[Input for this task]
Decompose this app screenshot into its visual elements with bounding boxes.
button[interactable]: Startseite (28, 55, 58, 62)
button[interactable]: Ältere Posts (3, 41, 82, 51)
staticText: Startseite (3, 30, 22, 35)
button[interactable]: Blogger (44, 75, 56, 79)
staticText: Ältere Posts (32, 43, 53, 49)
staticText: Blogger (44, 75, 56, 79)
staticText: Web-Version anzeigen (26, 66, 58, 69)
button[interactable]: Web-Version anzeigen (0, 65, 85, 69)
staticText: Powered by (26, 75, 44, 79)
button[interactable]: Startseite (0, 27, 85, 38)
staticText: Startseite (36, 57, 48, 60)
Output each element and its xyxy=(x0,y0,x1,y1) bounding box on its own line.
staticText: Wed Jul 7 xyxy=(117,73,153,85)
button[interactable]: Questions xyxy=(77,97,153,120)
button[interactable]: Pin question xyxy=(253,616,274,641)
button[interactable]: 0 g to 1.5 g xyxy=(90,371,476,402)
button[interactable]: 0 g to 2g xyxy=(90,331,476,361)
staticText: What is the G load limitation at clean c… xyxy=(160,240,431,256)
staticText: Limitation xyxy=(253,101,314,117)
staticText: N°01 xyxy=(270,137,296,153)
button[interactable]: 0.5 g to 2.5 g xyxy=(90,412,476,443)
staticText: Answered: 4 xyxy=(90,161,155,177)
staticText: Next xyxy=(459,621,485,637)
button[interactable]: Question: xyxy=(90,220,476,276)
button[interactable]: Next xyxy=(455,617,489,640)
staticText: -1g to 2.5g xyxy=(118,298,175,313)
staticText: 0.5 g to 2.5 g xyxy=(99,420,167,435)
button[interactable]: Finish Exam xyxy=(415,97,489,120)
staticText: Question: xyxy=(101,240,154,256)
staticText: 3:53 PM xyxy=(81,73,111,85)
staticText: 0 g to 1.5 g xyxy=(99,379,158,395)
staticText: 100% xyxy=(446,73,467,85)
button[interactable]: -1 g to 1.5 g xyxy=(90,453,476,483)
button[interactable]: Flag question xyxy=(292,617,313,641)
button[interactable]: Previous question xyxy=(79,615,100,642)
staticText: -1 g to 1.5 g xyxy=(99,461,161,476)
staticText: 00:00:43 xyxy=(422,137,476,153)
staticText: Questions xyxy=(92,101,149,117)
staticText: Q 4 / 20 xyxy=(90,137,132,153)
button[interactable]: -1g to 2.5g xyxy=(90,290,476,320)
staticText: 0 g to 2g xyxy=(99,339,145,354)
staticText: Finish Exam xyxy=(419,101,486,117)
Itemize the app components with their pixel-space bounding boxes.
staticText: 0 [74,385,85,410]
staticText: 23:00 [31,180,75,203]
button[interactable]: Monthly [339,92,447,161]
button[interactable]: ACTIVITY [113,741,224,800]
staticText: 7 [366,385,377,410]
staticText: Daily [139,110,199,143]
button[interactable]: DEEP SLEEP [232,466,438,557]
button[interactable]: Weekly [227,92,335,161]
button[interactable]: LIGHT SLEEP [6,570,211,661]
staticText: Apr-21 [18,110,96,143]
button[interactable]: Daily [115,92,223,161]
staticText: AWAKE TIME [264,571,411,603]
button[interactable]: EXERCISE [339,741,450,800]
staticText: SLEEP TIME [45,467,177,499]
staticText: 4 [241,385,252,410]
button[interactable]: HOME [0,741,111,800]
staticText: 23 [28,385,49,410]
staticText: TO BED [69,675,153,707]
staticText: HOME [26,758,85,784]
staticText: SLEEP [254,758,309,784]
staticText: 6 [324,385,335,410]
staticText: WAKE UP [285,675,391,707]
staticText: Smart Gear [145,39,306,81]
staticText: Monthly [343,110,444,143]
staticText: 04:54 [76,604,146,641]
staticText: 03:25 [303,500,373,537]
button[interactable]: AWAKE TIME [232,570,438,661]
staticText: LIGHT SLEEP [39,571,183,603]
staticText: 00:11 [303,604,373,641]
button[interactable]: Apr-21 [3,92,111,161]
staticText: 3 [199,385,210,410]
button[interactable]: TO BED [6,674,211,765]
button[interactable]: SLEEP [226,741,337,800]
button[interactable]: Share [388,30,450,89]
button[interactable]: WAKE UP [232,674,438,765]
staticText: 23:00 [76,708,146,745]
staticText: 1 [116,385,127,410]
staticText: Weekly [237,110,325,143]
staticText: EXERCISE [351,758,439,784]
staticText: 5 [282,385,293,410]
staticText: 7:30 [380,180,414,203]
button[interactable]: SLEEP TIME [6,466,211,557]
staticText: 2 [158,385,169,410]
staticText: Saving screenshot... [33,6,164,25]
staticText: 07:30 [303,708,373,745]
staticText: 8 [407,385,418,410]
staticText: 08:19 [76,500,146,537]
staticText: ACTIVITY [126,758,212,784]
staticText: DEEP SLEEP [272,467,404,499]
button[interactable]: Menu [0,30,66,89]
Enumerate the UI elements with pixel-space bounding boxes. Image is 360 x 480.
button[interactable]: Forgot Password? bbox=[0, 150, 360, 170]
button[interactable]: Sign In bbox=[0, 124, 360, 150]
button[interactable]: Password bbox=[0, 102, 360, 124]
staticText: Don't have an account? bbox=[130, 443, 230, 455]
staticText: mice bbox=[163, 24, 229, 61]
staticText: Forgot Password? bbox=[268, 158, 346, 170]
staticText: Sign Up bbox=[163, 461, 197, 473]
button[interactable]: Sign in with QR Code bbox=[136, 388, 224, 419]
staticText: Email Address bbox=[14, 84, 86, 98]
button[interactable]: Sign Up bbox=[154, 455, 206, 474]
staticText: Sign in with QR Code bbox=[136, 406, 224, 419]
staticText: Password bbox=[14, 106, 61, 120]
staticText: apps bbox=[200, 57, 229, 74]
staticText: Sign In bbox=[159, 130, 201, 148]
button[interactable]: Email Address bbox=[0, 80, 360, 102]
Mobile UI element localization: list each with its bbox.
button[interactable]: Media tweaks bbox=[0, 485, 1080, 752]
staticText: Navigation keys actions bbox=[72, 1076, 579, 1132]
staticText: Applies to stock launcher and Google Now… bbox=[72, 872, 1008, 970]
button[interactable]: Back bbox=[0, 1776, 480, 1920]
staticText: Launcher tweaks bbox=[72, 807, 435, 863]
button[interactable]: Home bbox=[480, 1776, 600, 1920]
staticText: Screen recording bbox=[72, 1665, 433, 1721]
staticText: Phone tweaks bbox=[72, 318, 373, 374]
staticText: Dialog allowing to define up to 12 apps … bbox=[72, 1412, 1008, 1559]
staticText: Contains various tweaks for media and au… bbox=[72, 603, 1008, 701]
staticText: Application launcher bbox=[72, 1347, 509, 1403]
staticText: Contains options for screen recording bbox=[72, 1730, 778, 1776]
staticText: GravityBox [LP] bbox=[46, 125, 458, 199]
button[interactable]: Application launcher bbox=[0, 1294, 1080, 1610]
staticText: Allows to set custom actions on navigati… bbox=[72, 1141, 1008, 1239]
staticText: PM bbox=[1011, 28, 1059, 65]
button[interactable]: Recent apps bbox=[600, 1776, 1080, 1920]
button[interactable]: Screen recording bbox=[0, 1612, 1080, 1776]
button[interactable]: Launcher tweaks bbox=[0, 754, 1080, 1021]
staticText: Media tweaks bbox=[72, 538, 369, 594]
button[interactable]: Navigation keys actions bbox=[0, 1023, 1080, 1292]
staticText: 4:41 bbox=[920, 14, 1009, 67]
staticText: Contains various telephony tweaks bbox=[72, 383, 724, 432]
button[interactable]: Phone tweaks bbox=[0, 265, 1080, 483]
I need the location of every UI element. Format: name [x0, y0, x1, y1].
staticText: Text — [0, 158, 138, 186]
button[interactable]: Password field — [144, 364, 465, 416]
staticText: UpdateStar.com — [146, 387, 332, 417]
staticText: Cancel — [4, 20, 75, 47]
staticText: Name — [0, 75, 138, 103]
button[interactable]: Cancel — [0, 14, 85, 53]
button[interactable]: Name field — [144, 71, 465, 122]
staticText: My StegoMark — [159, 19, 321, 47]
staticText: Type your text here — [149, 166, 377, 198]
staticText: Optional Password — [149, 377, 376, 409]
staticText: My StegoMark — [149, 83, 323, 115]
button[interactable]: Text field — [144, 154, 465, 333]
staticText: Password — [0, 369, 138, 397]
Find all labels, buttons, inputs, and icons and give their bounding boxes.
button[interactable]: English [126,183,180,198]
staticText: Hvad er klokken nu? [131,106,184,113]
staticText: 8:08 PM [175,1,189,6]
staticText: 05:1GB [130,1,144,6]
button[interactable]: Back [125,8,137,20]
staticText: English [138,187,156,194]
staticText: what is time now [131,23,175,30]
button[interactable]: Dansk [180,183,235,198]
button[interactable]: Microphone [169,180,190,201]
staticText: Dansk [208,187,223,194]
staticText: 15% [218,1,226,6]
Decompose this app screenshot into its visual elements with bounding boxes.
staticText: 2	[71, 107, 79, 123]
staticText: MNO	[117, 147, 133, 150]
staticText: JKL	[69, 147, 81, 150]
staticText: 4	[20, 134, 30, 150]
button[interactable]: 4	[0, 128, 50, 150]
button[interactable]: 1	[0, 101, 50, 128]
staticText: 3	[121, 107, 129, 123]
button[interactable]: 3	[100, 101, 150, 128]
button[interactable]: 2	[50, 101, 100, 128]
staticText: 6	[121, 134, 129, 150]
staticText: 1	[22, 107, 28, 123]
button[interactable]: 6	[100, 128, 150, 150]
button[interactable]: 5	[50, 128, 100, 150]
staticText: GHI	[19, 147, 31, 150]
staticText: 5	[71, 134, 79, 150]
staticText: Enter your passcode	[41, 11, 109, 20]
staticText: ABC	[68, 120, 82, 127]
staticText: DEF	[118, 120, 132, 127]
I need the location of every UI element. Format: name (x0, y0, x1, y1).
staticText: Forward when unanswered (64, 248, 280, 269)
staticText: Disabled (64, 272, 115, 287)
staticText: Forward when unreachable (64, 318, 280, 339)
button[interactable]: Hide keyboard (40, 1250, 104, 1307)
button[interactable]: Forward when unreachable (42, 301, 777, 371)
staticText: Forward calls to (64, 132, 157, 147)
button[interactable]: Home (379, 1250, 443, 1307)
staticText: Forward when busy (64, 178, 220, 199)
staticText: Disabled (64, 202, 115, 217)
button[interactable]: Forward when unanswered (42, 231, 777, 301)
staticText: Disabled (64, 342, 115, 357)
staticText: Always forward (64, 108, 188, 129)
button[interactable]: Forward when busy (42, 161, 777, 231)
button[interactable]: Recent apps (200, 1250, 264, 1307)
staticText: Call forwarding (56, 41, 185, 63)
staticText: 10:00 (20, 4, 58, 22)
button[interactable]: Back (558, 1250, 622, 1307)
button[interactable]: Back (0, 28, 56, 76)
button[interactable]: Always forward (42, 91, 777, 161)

[What you will do] Print the entries word for word, starting at the very first line and ending at the line that contains "button[interactable]: Pin question".

[Result of the task]
Decompose this app screenshot into its visual elements with bounding boxes.
button[interactable]: Startseite (28, 55, 58, 62)
button[interactable]: Ältere Posts (3, 41, 82, 51)
staticText: Startseite (3, 30, 22, 35)
button[interactable]: Blogger (44, 75, 56, 79)
staticText: Ältere Posts (32, 43, 53, 49)
staticText: Blogger (44, 75, 56, 79)
staticText: Web-Version anzeigen (26, 66, 58, 69)
button[interactable]: Web-Version anzeigen (0, 65, 85, 69)
staticText: Powered by (26, 75, 44, 79)
button[interactable]: Startseite (0, 27, 85, 38)
staticText: Startseite (36, 57, 48, 60)
Output each element and its xyxy=(x0,y0,x1,y1) bounding box on its own line.
staticText: Wed Jul 7 xyxy=(117,73,153,85)
button[interactable]: Questions xyxy=(77,97,153,120)
button[interactable]: Pin question xyxy=(253,616,274,641)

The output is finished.